Pickled Chioggia Beets Recipe & Canning

  • Prep Time
    20 minutes
  • Cook Time
    40-50 minutes plus canning time
  • Serv Size
    Yield 4 pints

Delicious and unique Chioggia pickled beets recipe with easy step-by-step instructions.

Ingredients

    Directions

    Step1

    Chioggia beets are beautiful pink‑and‑white striped beets with a mild, sweet flavor. They originated in the coastal town of Chioggia near Venice, Italy, and are often called candy‑stripe or bullseye beets because of their striking rings. This recipe and tutorial make four pints of pickled beets, and we offer three versions—red, golden, and Chioggia—so you can choose the variety that best suits your garden or your taste. The recipe and care instructions are identical for all three, but we’ve included photos of each type so you can see exactly how the process looks from start to finish. Every year, my husband and I grow a large garden, and beets are one of our favorite crops. They’re delicious in salads, perfect for snacking, and honestly irresistible straight from the jar. If you’d prefer to skip the canning step and make simple refrigerator pickled beets, you can follow the same recipe and simply omit the canning portion.

    Step2

    Wash the jars, lids, and bands in warm, soapy water and rinse well. Place the jars right side up in a boiling‑water canner fitted with a rack. Do not boil lids. Add warm water until it covers the jars by about 1 inch. Bring the water to a boil and boil the jars for 10 minutes if you are below 1,000 feet elevation; add 1 minute of boiling time for every additional 1,000 feet. Reduce the heat and keep the jars hot until you’re ready to fill them. Remove and drain one hot jar at a time, leaving the remaining jars in the canner so the water can be used for processing.

    Step3

    Trim the ends off the beets, leaving about 1 inch of stem attached to help prevent color loss, and scrub well to remove any dirt.

    Step4

    In a stainless‑steel, nonreactive 5‑quart pot, boil the beets until they are just tender enough to pierce with a fork but not fully soft.

    Step5

    Remove them and immediately place them into an ice‑water bath to cool until they can be handled comfortably.

Data listing
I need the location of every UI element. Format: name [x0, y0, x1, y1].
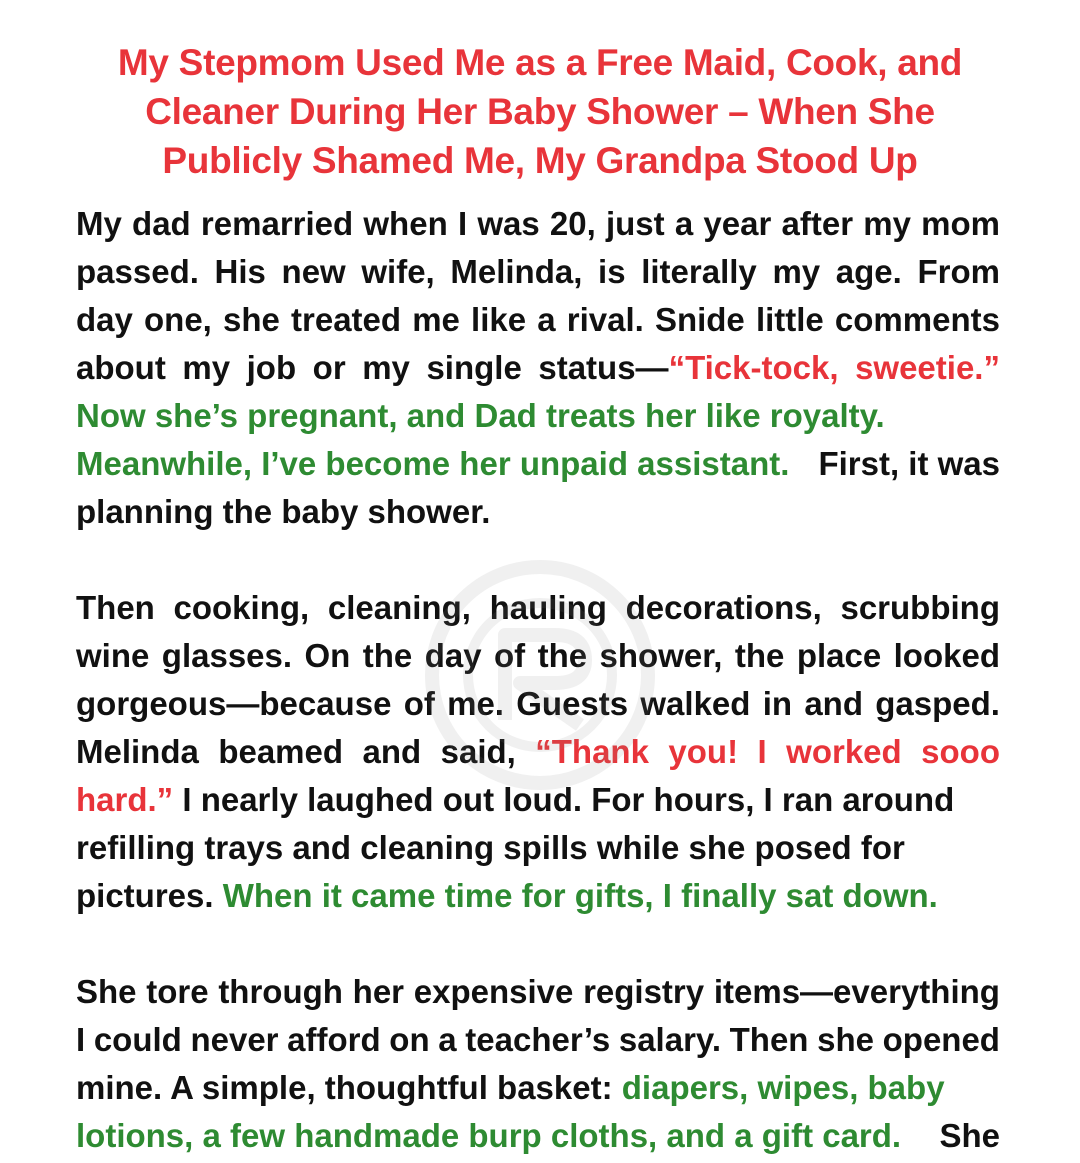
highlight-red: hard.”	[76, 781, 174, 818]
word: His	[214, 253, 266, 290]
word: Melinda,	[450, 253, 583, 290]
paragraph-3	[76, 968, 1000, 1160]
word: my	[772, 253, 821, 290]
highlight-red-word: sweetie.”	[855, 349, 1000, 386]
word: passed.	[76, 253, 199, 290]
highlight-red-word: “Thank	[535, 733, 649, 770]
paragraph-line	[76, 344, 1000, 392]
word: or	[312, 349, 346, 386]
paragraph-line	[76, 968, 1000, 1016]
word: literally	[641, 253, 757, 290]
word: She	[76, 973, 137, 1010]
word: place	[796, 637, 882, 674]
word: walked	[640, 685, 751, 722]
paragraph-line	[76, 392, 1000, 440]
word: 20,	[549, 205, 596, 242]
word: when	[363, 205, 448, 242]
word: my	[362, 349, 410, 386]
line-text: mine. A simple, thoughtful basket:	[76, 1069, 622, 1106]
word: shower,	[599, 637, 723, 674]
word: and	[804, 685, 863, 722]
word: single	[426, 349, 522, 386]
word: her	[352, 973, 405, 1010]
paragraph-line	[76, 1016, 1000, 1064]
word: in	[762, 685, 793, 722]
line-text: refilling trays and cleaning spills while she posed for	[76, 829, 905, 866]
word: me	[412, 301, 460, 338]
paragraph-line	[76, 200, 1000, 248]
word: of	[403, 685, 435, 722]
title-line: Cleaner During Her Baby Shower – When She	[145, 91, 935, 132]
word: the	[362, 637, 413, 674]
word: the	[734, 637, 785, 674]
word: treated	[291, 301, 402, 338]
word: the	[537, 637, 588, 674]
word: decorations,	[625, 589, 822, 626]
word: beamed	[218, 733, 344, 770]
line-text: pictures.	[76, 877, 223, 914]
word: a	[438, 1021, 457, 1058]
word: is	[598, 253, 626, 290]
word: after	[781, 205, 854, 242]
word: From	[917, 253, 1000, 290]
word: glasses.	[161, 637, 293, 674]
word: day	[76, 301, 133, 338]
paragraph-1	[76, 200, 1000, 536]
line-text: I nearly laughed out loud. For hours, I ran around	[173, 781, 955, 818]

__Written request 1__
Answer these questions from the pickled Chioggia beets recipe:
(a) How many pints does the recipe yield?
(b) Where did Chioggia beets originate?
(c) How much stem should be left attached when trimming the beets?
__Written request 2__
In the data listing, echo the entries starting with the line containing "781, 174, 818]" and ending with the line containing "1021, 457, 1058]", including both of those lines.

__Result 1__
(a) 4 pints.
(b) The coastal town of Chioggia near Venice, Italy.
(c) About 1 inch.

__Result 2__
highlight-red: hard.”	[76, 781, 174, 818]
word: His	[214, 253, 266, 290]
word: Melinda,	[450, 253, 583, 290]
paragraph-3	[76, 968, 1000, 1160]
word: my	[772, 253, 821, 290]
highlight-red-word: sweetie.”	[855, 349, 1000, 386]
word: passed.	[76, 253, 199, 290]
highlight-red-word: “Thank	[535, 733, 649, 770]
paragraph-line	[76, 344, 1000, 392]
word: or	[312, 349, 346, 386]
paragraph-line	[76, 968, 1000, 1016]
word: literally	[641, 253, 757, 290]
word: She	[76, 973, 137, 1010]
word: place	[796, 637, 882, 674]
word: walked	[640, 685, 751, 722]
paragraph-line	[76, 392, 1000, 440]
word: 20,	[549, 205, 596, 242]
word: when	[363, 205, 448, 242]
word: my	[362, 349, 410, 386]
line-text: mine. A simple, thoughtful basket:	[76, 1069, 622, 1106]
word: shower,	[599, 637, 723, 674]
word: and	[804, 685, 863, 722]
word: single	[426, 349, 522, 386]
word: her	[352, 973, 405, 1010]
paragraph-line	[76, 1016, 1000, 1064]
word: in	[762, 685, 793, 722]
line-text: refilling trays and cleaning spills while she posed for	[76, 829, 905, 866]
word: me	[412, 301, 460, 338]
paragraph-line	[76, 200, 1000, 248]
word: of	[403, 685, 435, 722]
title-line: Cleaner During Her Baby Shower – When She	[145, 91, 935, 132]
word: the	[362, 637, 413, 674]
word: the	[734, 637, 785, 674]
word: treated	[291, 301, 402, 338]
word: the	[537, 637, 588, 674]
word: decorations,	[625, 589, 822, 626]
word: beamed	[218, 733, 344, 770]
line-text: pictures.	[76, 877, 223, 914]
word: a	[438, 1021, 457, 1058]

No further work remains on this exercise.